--- Problem description ---
Read the data and repeat all of it exactly.

Dataset records
++++++++++

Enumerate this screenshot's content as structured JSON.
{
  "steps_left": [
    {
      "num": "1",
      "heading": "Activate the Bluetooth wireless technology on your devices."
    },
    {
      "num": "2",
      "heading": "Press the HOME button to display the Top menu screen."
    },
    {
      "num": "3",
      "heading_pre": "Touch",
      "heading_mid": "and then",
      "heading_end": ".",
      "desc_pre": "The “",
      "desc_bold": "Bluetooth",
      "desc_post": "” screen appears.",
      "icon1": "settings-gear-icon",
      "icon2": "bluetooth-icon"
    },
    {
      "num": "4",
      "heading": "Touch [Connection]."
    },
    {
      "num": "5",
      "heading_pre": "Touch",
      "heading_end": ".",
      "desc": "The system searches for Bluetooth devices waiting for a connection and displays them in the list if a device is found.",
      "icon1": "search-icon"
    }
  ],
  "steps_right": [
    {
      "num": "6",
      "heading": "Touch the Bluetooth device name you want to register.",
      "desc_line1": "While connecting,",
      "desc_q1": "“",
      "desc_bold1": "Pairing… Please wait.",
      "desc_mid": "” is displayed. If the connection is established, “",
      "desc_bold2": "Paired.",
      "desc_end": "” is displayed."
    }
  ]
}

++++++++++

--- Complete answer ---
Enumerate this screenshot's content as structured JSON.
{
  "steps_left": [
    {
      "num": "1",
      "heading": "Activate the Bluetooth wireless technology on your devices."
    },
    {
      "num": "2",
      "heading": "Press the HOME button to display the Top menu screen."
    },
    {
      "num": "3",
      "heading_pre": "Touch",
      "heading_mid": "and then",
      "heading_end": ".",
      "desc_pre": "The “",
      "desc_bold": "Bluetooth",
      "desc_post": "” screen appears.",
      "icon1": "settings-gear-icon",
      "icon2": "bluetooth-icon"
    },
    {
      "num": "4",
      "heading": "Touch [Connection]."
    },
    {
      "num": "5",
      "heading_pre": "Touch",
      "heading_end": ".",
      "desc": "The system searches for Bluetooth devices waiting for a connection and displays them in the list if a device is found.",
      "icon1": "search-icon"
    }
  ],
  "steps_right": [
    {
      "num": "6",
      "heading": "Touch the Bluetooth device name you want to register.",
      "desc_line1": "While connecting,",
      "desc_q1": "“",
      "desc_bold1": "Pairing… Please wait.",
      "desc_mid": "” is displayed. If the connection is established, “",
      "desc_bold2": "Paired.",
      "desc_end": "” is displayed."
    }
  ]
}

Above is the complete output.